What needs to be done
The records below must be output exactly, without pictures.

Saved data entries:
----
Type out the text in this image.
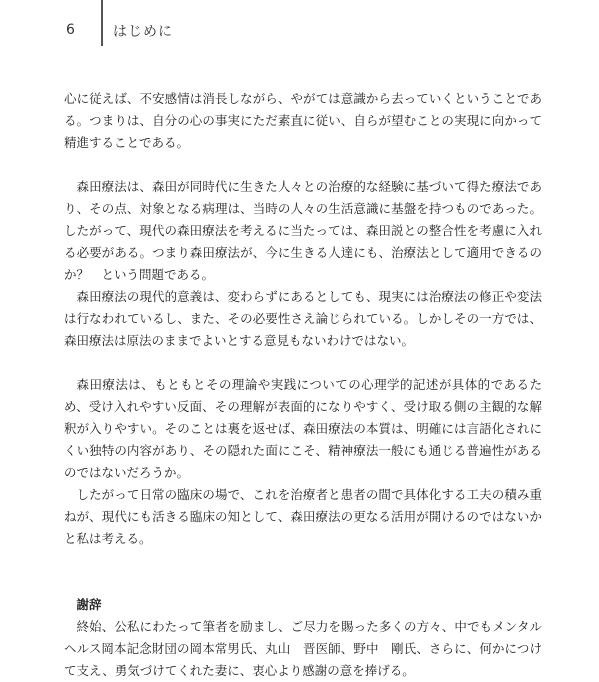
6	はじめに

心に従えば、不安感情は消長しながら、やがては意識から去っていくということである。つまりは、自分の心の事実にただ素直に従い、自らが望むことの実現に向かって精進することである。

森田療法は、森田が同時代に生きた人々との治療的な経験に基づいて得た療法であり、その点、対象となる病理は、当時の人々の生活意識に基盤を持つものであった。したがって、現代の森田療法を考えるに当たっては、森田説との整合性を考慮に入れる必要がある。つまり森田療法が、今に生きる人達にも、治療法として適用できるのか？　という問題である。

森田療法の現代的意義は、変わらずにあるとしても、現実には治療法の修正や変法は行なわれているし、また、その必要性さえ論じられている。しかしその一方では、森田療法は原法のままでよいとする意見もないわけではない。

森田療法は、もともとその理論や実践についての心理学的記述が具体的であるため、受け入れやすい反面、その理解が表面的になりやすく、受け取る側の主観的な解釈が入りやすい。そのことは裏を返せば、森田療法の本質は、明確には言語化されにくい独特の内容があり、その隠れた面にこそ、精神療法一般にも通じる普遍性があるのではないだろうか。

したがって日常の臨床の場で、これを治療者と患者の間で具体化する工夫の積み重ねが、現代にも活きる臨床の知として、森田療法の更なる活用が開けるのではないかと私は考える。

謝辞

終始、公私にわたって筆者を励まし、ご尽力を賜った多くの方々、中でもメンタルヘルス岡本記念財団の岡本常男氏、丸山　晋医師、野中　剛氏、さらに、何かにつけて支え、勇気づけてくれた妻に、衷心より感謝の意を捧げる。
----
Correct result
Type out the text in this image.
6	はじめに

心に従えば、不安感情は消長しながら、やがては意識から去っていくということである。つまりは、自分の心の事実にただ素直に従い、自らが望むことの実現に向かって精進することである。

森田療法は、森田が同時代に生きた人々との治療的な経験に基づいて得た療法であり、その点、対象となる病理は、当時の人々の生活意識に基盤を持つものであった。したがって、現代の森田療法を考えるに当たっては、森田説との整合性を考慮に入れる必要がある。つまり森田療法が、今に生きる人達にも、治療法として適用できるのか？　という問題である。

森田療法の現代的意義は、変わらずにあるとしても、現実には治療法の修正や変法は行なわれているし、また、その必要性さえ論じられている。しかしその一方では、森田療法は原法のままでよいとする意見もないわけではない。

森田療法は、もともとその理論や実践についての心理学的記述が具体的であるため、受け入れやすい反面、その理解が表面的になりやすく、受け取る側の主観的な解釈が入りやすい。そのことは裏を返せば、森田療法の本質は、明確には言語化されにくい独特の内容があり、その隠れた面にこそ、精神療法一般にも通じる普遍性があるのではないだろうか。

したがって日常の臨床の場で、これを治療者と患者の間で具体化する工夫の積み重ねが、現代にも活きる臨床の知として、森田療法の更なる活用が開けるのではないかと私は考える。

謝辞

終始、公私にわたって筆者を励まし、ご尽力を賜った多くの方々、中でもメンタルヘルス岡本記念財団の岡本常男氏、丸山　晋医師、野中　剛氏、さらに、何かにつけて支え、勇気づけてくれた妻に、衷心より感謝の意を捧げる。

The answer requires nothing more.